Fragmento del texto
Si se me apura un poco, las fuentes de la plástica de David Cronenberg pueden remontarse hasta ese ojo, cortado por una cuchilla, de Un perro andaluz (Luis Buñuel, 1929). La Nueva Carne fue el vehículo para sus bizarras fantasías. Hasta La zona muerta no se detuvo en comercialidades, buenas costumbres o contemplación alguna. De hecho, hay que decir —con el mismo énfasis que algunas proyecciones advierten que pueden herir ciertas sensibilidades— que su cine no es para familias —como sí lo es la ciencia ficción de Lucas y Spielberg— ni para comedores de palomitas. Quien sólo busque distracción, es mejor que lo evite. La mosca, su memorable remake del clásico del mismo título estrenado por el gran Kurt Neumann en 1958, es una de las películas con las que el cine de ciencia ficción deja atrás la ingenuidad de su edad de oro en los años 50 —cuando las maldades de los marcianos simbolizaban las de los comunistas— para mezclar ni más ni menos que la maternidad —el pilar, más que un dogma de nuestra especie— con uno de los temores más extendidos: la entomofobia.

Sobre la tarea
¿Cómo se traduce al inglés esta oración del fragmento sobre el cine de David Cronenberg: «La Nueva Carne fue el vehículo para sus bizarras fantasías»?

Datos de detección del diseño de documentos:
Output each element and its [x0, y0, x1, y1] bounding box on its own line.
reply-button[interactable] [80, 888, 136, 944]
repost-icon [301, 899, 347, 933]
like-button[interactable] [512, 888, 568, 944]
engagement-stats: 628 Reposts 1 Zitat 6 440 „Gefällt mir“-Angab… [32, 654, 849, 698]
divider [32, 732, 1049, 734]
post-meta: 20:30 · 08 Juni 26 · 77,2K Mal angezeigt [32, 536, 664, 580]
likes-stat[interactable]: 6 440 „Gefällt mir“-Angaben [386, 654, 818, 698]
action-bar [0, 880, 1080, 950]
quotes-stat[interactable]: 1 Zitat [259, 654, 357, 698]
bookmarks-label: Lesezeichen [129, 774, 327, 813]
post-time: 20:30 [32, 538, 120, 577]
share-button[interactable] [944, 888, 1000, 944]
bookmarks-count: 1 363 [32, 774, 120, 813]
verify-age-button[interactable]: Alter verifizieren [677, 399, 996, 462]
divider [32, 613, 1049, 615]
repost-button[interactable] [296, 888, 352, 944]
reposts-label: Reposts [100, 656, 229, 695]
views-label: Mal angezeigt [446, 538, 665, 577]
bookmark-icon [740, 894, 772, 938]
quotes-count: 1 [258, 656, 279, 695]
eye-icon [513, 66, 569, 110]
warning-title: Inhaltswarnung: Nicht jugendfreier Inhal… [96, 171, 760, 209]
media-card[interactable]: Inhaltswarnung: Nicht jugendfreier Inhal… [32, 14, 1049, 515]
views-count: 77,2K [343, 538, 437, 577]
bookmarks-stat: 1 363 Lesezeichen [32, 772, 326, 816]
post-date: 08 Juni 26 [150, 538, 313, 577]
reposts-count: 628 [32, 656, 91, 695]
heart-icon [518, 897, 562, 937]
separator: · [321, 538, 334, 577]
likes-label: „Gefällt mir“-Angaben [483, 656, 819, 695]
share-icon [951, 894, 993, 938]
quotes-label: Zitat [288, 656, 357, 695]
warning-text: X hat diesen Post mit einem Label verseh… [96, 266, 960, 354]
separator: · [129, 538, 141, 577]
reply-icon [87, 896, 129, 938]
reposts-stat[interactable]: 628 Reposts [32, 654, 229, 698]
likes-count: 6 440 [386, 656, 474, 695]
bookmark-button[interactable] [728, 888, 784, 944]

Respuesta escrita
The New Flesh was the vehicle for his bizarre fantasies.